Collected data
------------------------------------------------

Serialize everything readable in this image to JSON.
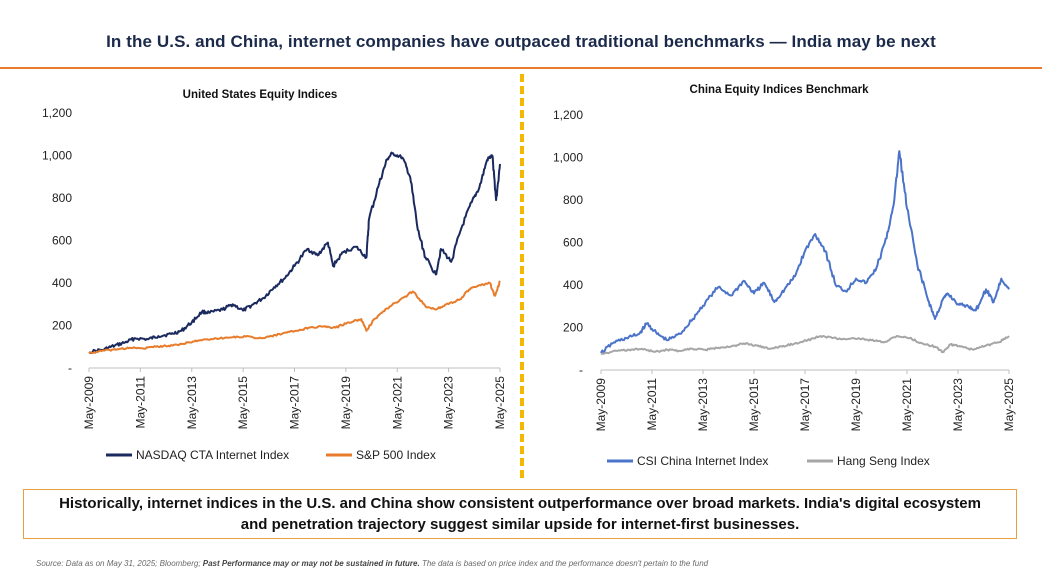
{
  "title": "In the U.S. and China, internet companies have outpaced traditional benchmarks — India may be next",
  "callout": "Historically, internet indices in the U.S. and China show consistent outperformance over broad markets. India's digital ecosystem and penetration trajectory suggest similar upside for internet-first businesses.",
  "source": {
    "prefix": "Source: Data as on May 31, 2025; Bloomberg; ",
    "emphasis": "Past Performance may or may not be sustained in future.",
    "suffix": " The data is based on price index and the performance doesn't pertain to the fund"
  },
  "colors": {
    "accent_orange": "#e87c2b",
    "divider_yellow": "#f5b800",
    "callout_border": "#e6a23c"
  },
  "chart_data": [
    {
      "type": "line",
      "title": "United States Equity Indices",
      "ylim": [
        0,
        1200
      ],
      "y_ticks": [
        "-",
        "200",
        "400",
        "600",
        "800",
        "1,000",
        "1,200"
      ],
      "x_ticks": [
        "May-2009",
        "May-2011",
        "May-2013",
        "May-2015",
        "May-2017",
        "May-2019",
        "May-2021",
        "May-2023",
        "May-2025"
      ],
      "xlim": [
        2009.4,
        2025.4
      ],
      "grid": false,
      "legend": "bottom",
      "series": [
        {
          "name": "NASDAQ CTA Internet Index",
          "color": "#1b2a5e",
          "x": [
            2009.4,
            2010.0,
            2010.4,
            2010.8,
            2011.2,
            2011.7,
            2012.1,
            2012.6,
            2013.0,
            2013.4,
            2013.8,
            2014.1,
            2014.6,
            2015.0,
            2015.4,
            2015.8,
            2016.2,
            2016.6,
            2017.0,
            2017.4,
            2017.9,
            2018.3,
            2018.7,
            2018.9,
            2019.3,
            2019.8,
            2020.2,
            2020.3,
            2020.7,
            2021.0,
            2021.2,
            2021.6,
            2021.9,
            2022.2,
            2022.5,
            2022.9,
            2023.1,
            2023.5,
            2023.9,
            2024.3,
            2024.6,
            2024.9,
            2025.1,
            2025.25,
            2025.4
          ],
          "values": [
            75,
            88,
            105,
            120,
            140,
            135,
            150,
            160,
            175,
            215,
            265,
            260,
            275,
            300,
            270,
            300,
            330,
            380,
            420,
            480,
            560,
            530,
            590,
            480,
            545,
            570,
            520,
            700,
            870,
            980,
            1010,
            990,
            900,
            650,
            520,
            440,
            560,
            500,
            660,
            780,
            850,
            980,
            1000,
            790,
            960
          ]
        },
        {
          "name": "S&P 500 Index",
          "color": "#e87c2b",
          "x": [
            2009.4,
            2010.0,
            2010.5,
            2011.0,
            2011.5,
            2012.0,
            2012.5,
            2013.0,
            2013.5,
            2014.0,
            2014.5,
            2015.0,
            2015.5,
            2016.0,
            2016.5,
            2017.0,
            2017.5,
            2018.0,
            2018.5,
            2019.0,
            2019.5,
            2020.0,
            2020.2,
            2020.5,
            2021.0,
            2021.5,
            2022.0,
            2022.5,
            2022.9,
            2023.3,
            2023.8,
            2024.2,
            2024.6,
            2025.0,
            2025.2,
            2025.4
          ],
          "values": [
            70,
            82,
            88,
            95,
            92,
            100,
            105,
            113,
            125,
            135,
            140,
            145,
            148,
            140,
            150,
            165,
            175,
            190,
            195,
            190,
            215,
            230,
            175,
            230,
            280,
            320,
            360,
            290,
            275,
            300,
            320,
            370,
            390,
            400,
            340,
            410
          ]
        }
      ]
    },
    {
      "type": "line",
      "title": "China Equity Indices Benchmark",
      "ylim": [
        0,
        1200
      ],
      "y_ticks": [
        "-",
        "200",
        "400",
        "600",
        "800",
        "1,000",
        "1,200"
      ],
      "x_ticks": [
        "May-2009",
        "May-2011",
        "May-2013",
        "May-2015",
        "May-2017",
        "May-2019",
        "May-2021",
        "May-2023",
        "May-2025"
      ],
      "xlim": [
        2009.4,
        2025.4
      ],
      "grid": false,
      "legend": "bottom",
      "series": [
        {
          "name": "CSI China Internet Index",
          "color": "#4a73c9",
          "x": [
            2009.4,
            2009.9,
            2010.4,
            2010.9,
            2011.2,
            2011.6,
            2012.0,
            2012.5,
            2013.0,
            2013.5,
            2014.0,
            2014.5,
            2015.0,
            2015.4,
            2015.8,
            2016.2,
            2016.6,
            2017.0,
            2017.4,
            2017.8,
            2018.2,
            2018.6,
            2019.0,
            2019.4,
            2019.8,
            2020.2,
            2020.6,
            2020.9,
            2021.1,
            2021.4,
            2021.8,
            2022.2,
            2022.5,
            2022.8,
            2023.0,
            2023.4,
            2023.8,
            2024.1,
            2024.5,
            2024.8,
            2025.1,
            2025.4
          ],
          "values": [
            80,
            130,
            150,
            170,
            220,
            170,
            140,
            170,
            240,
            320,
            390,
            350,
            420,
            360,
            410,
            320,
            380,
            440,
            560,
            640,
            560,
            400,
            370,
            430,
            410,
            480,
            620,
            800,
            1030,
            760,
            500,
            340,
            240,
            330,
            360,
            310,
            300,
            280,
            380,
            320,
            430,
            380
          ]
        },
        {
          "name": "Hang Seng Index",
          "color": "#a6a6a6",
          "x": [
            2009.4,
            2010.0,
            2010.5,
            2011.0,
            2011.5,
            2012.0,
            2012.5,
            2013.0,
            2013.5,
            2014.0,
            2014.5,
            2015.0,
            2015.5,
            2016.0,
            2016.5,
            2017.0,
            2017.5,
            2018.0,
            2018.5,
            2019.0,
            2019.5,
            2020.0,
            2020.5,
            2021.0,
            2021.5,
            2022.0,
            2022.5,
            2022.8,
            2023.1,
            2023.5,
            2024.0,
            2024.5,
            2025.0,
            2025.4
          ],
          "values": [
            75,
            90,
            95,
            100,
            85,
            95,
            90,
            100,
            95,
            105,
            110,
            125,
            115,
            100,
            110,
            125,
            140,
            160,
            150,
            145,
            150,
            140,
            130,
            160,
            150,
            125,
            110,
            85,
            120,
            110,
            95,
            115,
            130,
            160
          ]
        }
      ]
    }
  ]
}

------------------------------------------------

INSTRUCTIONS FOR THE TASK:
Without the pictures, write out every entry precisely as it appears.

OUTPUT:
Serialize everything readable in this image to JSON.
{
  "title": "In the U.S. and China, internet companies have outpaced traditional benchmarks — India may be next",
  "callout": "Historically, internet indices in the U.S. and China show consistent outperformance over broad markets. India's digital ecosystem and penetration trajectory suggest similar upside for internet-first businesses.",
  "source": {
    "prefix": "Source: Data as on May 31, 2025; Bloomberg; ",
    "emphasis": "Past Performance may or may not be sustained in future.",
    "suffix": " The data is based on price index and the performance doesn't pertain to the fund"
  },
  "colors": {
    "accent_orange": "#e87c2b",
    "divider_yellow": "#f5b800",
    "callout_border": "#e6a23c"
  },
  "chart_data": [
    {
      "type": "line",
      "title": "United States Equity Indices",
      "ylim": [
        0,
        1200
      ],
      "y_ticks": [
        "-",
        "200",
        "400",
        "600",
        "800",
        "1,000",
        "1,200"
      ],
      "x_ticks": [
        "May-2009",
        "May-2011",
        "May-2013",
        "May-2015",
        "May-2017",
        "May-2019",
        "May-2021",
        "May-2023",
        "May-2025"
      ],
      "xlim": [
        2009.4,
        2025.4
      ],
      "grid": false,
      "legend": "bottom",
      "series": [
        {
          "name": "NASDAQ CTA Internet Index",
          "color": "#1b2a5e",
          "x": [
            2009.4,
            2010.0,
            2010.4,
            2010.8,
            2011.2,
            2011.7,
            2012.1,
            2012.6,
            2013.0,
            2013.4,
            2013.8,
            2014.1,
            2014.6,
            2015.0,
            2015.4,
            2015.8,
            2016.2,
            2016.6,
            2017.0,
            2017.4,
            2017.9,
            2018.3,
            2018.7,
            2018.9,
            2019.3,
            2019.8,
            2020.2,
            2020.3,
            2020.7,
            2021.0,
            2021.2,
            2021.6,
            2021.9,
            2022.2,
            2022.5,
            2022.9,
            2023.1,
            2023.5,
            2023.9,
            2024.3,
            2024.6,
            2024.9,
            2025.1,
            2025.25,
            2025.4
          ],
          "values": [
            75,
            88,
            105,
            120,
            140,
            135,
            150,
            160,
            175,
            215,
            265,
            260,
            275,
            300,
            270,
            300,
            330,
            380,
            420,
            480,
            560,
            530,
            590,
            480,
            545,
            570,
            520,
            700,
            870,
            980,
            1010,
            990,
            900,
            650,
            520,
            440,
            560,
            500,
            660,
            780,
            850,
            980,
            1000,
            790,
            960
          ]
        },
        {
          "name": "S&P 500 Index",
          "color": "#e87c2b",
          "x": [
            2009.4,
            2010.0,
            2010.5,
            2011.0,
            2011.5,
            2012.0,
            2012.5,
            2013.0,
            2013.5,
            2014.0,
            2014.5,
            2015.0,
            2015.5,
            2016.0,
            2016.5,
            2017.0,
            2017.5,
            2018.0,
            2018.5,
            2019.0,
            2019.5,
            2020.0,
            2020.2,
            2020.5,
            2021.0,
            2021.5,
            2022.0,
            2022.5,
            2022.9,
            2023.3,
            2023.8,
            2024.2,
            2024.6,
            2025.0,
            2025.2,
            2025.4
          ],
          "values": [
            70,
            82,
            88,
            95,
            92,
            100,
            105,
            113,
            125,
            135,
            140,
            145,
            148,
            140,
            150,
            165,
            175,
            190,
            195,
            190,
            215,
            230,
            175,
            230,
            280,
            320,
            360,
            290,
            275,
            300,
            320,
            370,
            390,
            400,
            340,
            410
          ]
        }
      ]
    },
    {
      "type": "line",
      "title": "China Equity Indices Benchmark",
      "ylim": [
        0,
        1200
      ],
      "y_ticks": [
        "-",
        "200",
        "400",
        "600",
        "800",
        "1,000",
        "1,200"
      ],
      "x_ticks": [
        "May-2009",
        "May-2011",
        "May-2013",
        "May-2015",
        "May-2017",
        "May-2019",
        "May-2021",
        "May-2023",
        "May-2025"
      ],
      "xlim": [
        2009.4,
        2025.4
      ],
      "grid": false,
      "legend": "bottom",
      "series": [
        {
          "name": "CSI China Internet Index",
          "color": "#4a73c9",
          "x": [
            2009.4,
            2009.9,
            2010.4,
            2010.9,
            2011.2,
            2011.6,
            2012.0,
            2012.5,
            2013.0,
            2013.5,
            2014.0,
            2014.5,
            2015.0,
            2015.4,
            2015.8,
            2016.2,
            2016.6,
            2017.0,
            2017.4,
            2017.8,
            2018.2,
            2018.6,
            2019.0,
            2019.4,
            2019.8,
            2020.2,
            2020.6,
            2020.9,
            2021.1,
            2021.4,
            2021.8,
            2022.2,
            2022.5,
            2022.8,
            2023.0,
            2023.4,
            2023.8,
            2024.1,
            2024.5,
            2024.8,
            2025.1,
            2025.4
          ],
          "values": [
            80,
            130,
            150,
            170,
            220,
            170,
            140,
            170,
            240,
            320,
            390,
            350,
            420,
            360,
            410,
            320,
            380,
            440,
            560,
            640,
            560,
            400,
            370,
            430,
            410,
            480,
            620,
            800,
            1030,
            760,
            500,
            340,
            240,
            330,
            360,
            310,
            300,
            280,
            380,
            320,
            430,
            380
          ]
        },
        {
          "name": "Hang Seng Index",
          "color": "#a6a6a6",
          "x": [
            2009.4,
            2010.0,
            2010.5,
            2011.0,
            2011.5,
            2012.0,
            2012.5,
            2013.0,
            2013.5,
            2014.0,
            2014.5,
            2015.0,
            2015.5,
            2016.0,
            2016.5,
            2017.0,
            2017.5,
            2018.0,
            2018.5,
            2019.0,
            2019.5,
            2020.0,
            2020.5,
            2021.0,
            2021.5,
            2022.0,
            2022.5,
            2022.8,
            2023.1,
            2023.5,
            2024.0,
            2024.5,
            2025.0,
            2025.4
          ],
          "values": [
            75,
            90,
            95,
            100,
            85,
            95,
            90,
            100,
            95,
            105,
            110,
            125,
            115,
            100,
            110,
            125,
            140,
            160,
            150,
            145,
            150,
            140,
            130,
            160,
            150,
            125,
            110,
            85,
            120,
            110,
            95,
            115,
            130,
            160
          ]
        }
      ]
    }
  ]
}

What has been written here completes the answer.